DATA RECORDS:
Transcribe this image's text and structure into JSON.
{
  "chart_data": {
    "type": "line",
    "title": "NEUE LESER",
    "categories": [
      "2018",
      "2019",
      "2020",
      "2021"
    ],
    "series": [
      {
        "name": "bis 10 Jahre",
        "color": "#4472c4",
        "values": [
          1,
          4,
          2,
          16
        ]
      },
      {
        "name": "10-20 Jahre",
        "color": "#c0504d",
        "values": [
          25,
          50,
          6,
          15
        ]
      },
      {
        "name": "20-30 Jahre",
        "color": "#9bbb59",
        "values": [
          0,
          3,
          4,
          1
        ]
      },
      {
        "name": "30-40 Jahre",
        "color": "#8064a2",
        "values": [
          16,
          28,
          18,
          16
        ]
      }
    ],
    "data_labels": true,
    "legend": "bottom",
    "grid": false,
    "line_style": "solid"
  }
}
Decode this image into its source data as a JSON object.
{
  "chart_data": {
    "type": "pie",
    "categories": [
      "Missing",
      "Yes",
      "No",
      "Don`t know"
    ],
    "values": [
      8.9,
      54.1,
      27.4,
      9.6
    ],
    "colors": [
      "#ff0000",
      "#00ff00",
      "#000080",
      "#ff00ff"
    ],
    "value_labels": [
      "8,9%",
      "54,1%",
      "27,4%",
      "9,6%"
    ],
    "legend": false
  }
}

CHALLENGE:
Copy each entry exactly, with nothing added or dropped.

SOLVED PROBLEM:
Transcribe this image's text and structure into JSON.
{
  "chart_data": {
    "type": "line",
    "title": "NEUE LESER",
    "categories": [
      "2018",
      "2019",
      "2020",
      "2021"
    ],
    "series": [
      {
        "name": "bis 10 Jahre",
        "color": "#4472c4",
        "values": [
          1,
          4,
          2,
          16
        ]
      },
      {
        "name": "10-20 Jahre",
        "color": "#c0504d",
        "values": [
          25,
          50,
          6,
          15
        ]
      },
      {
        "name": "20-30 Jahre",
        "color": "#9bbb59",
        "values": [
          0,
          3,
          4,
          1
        ]
      },
      {
        "name": "30-40 Jahre",
        "color": "#8064a2",
        "values": [
          16,
          28,
          18,
          16
        ]
      }
    ],
    "data_labels": true,
    "legend": "bottom",
    "grid": false,
    "line_style": "solid"
  }
}
Decode this image into its source data as a JSON object.
{
  "chart_data": {
    "type": "pie",
    "categories": [
      "Missing",
      "Yes",
      "No",
      "Don`t know"
    ],
    "values": [
      8.9,
      54.1,
      27.4,
      9.6
    ],
    "colors": [
      "#ff0000",
      "#00ff00",
      "#000080",
      "#ff00ff"
    ],
    "value_labels": [
      "8,9%",
      "54,1%",
      "27,4%",
      "9,6%"
    ],
    "legend": false
  }
}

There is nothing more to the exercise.